TASK PROMPT: Lines containing the string "Authentication" are to be collected in full.

_ _ _ _ _

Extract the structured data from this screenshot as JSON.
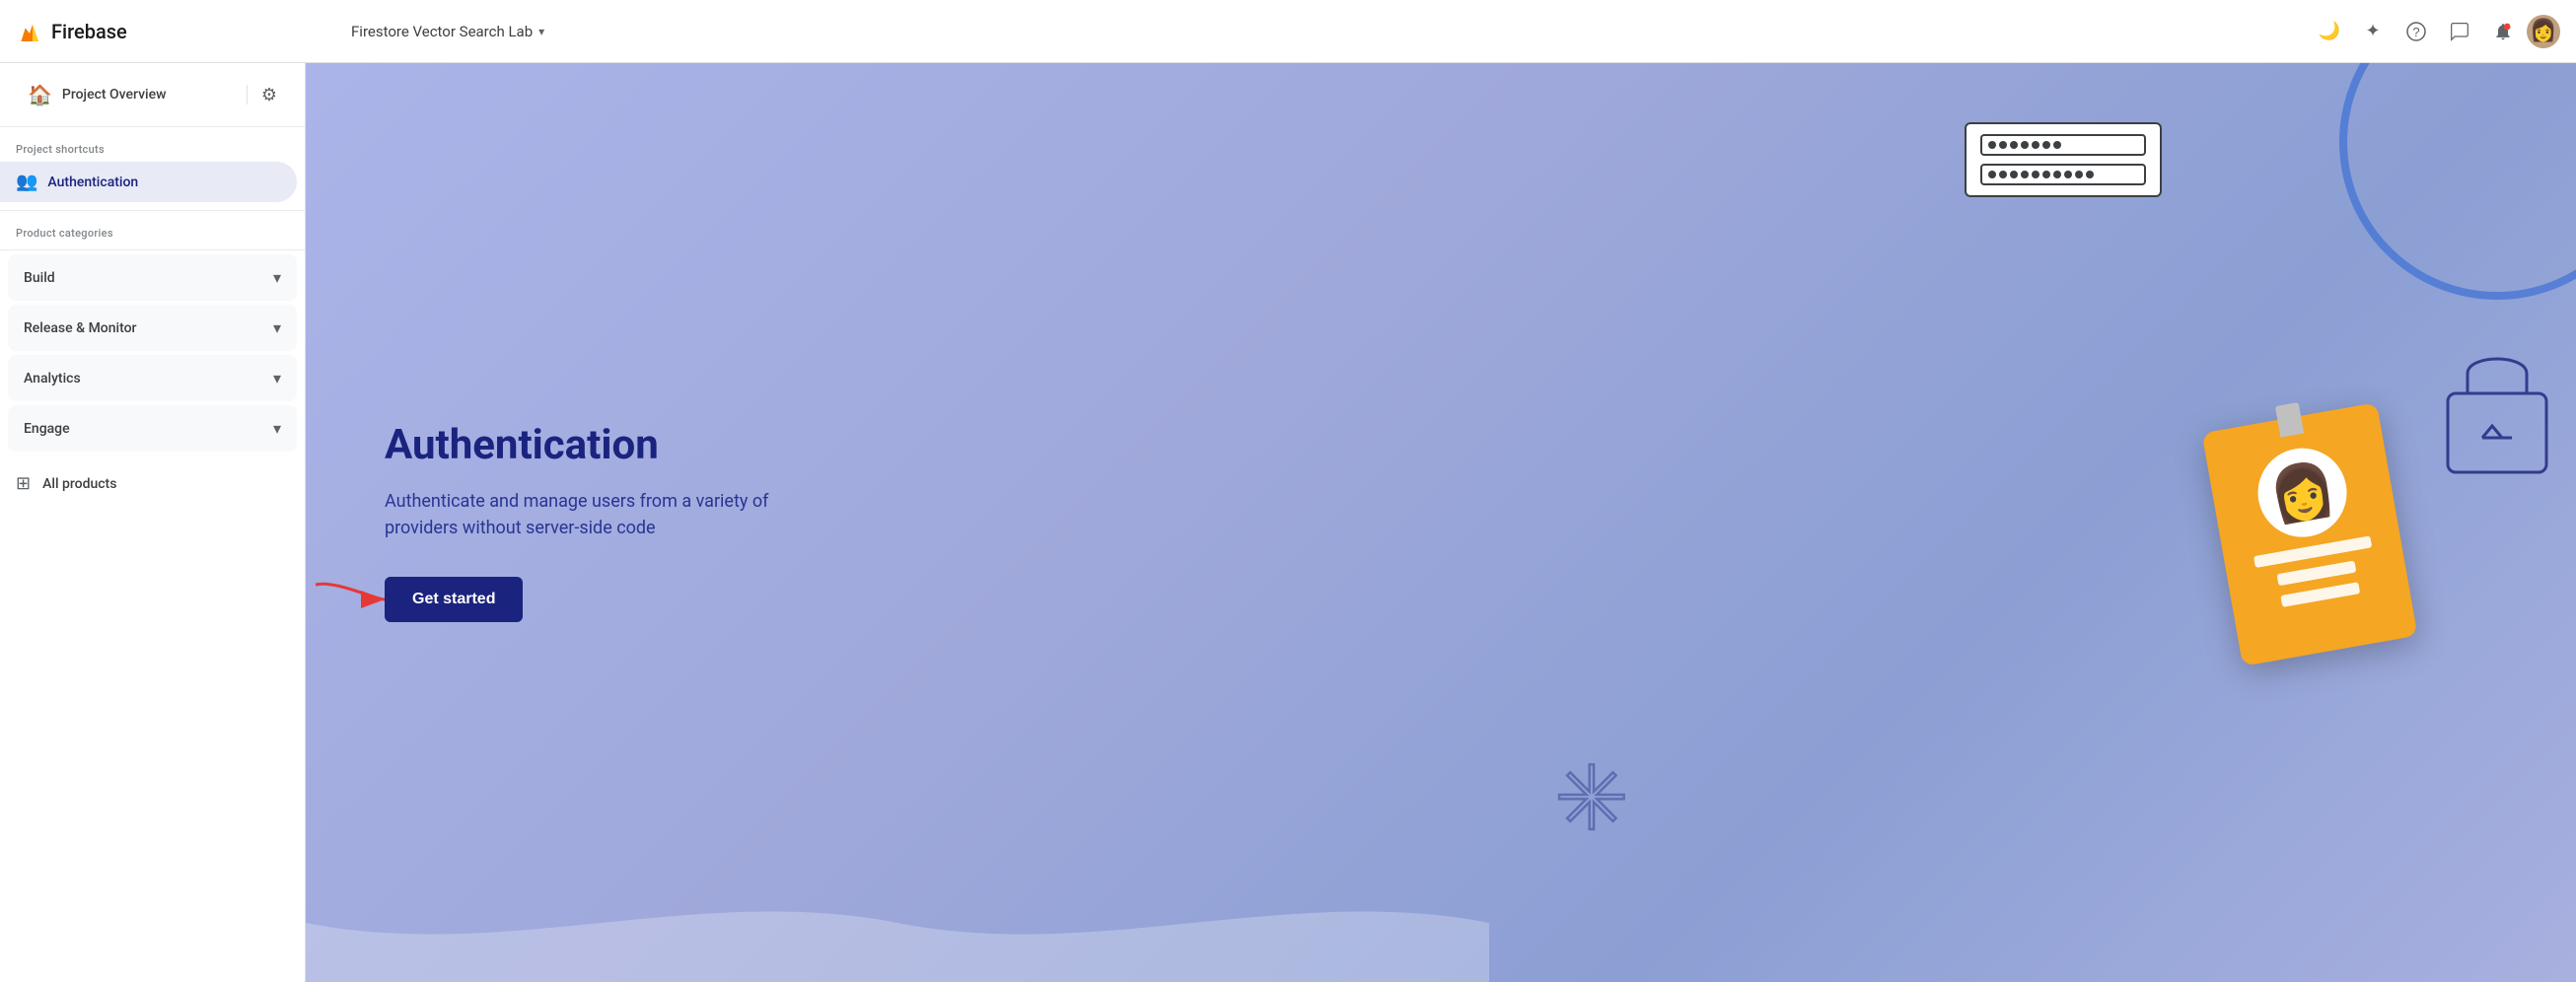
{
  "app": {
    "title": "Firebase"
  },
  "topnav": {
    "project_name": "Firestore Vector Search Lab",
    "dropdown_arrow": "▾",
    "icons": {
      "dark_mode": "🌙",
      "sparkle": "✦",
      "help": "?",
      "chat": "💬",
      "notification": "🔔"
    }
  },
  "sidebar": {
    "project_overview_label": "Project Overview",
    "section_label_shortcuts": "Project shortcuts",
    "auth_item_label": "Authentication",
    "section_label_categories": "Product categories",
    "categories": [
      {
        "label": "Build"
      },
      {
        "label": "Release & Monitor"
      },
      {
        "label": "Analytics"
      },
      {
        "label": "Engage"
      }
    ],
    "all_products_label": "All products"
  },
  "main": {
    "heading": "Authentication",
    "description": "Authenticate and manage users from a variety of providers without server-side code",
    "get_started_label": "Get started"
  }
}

_ _ _ _ _

PROBLEM SOLUTION:
    "auth_item_label": "Authentication",
    "heading": "Authentication",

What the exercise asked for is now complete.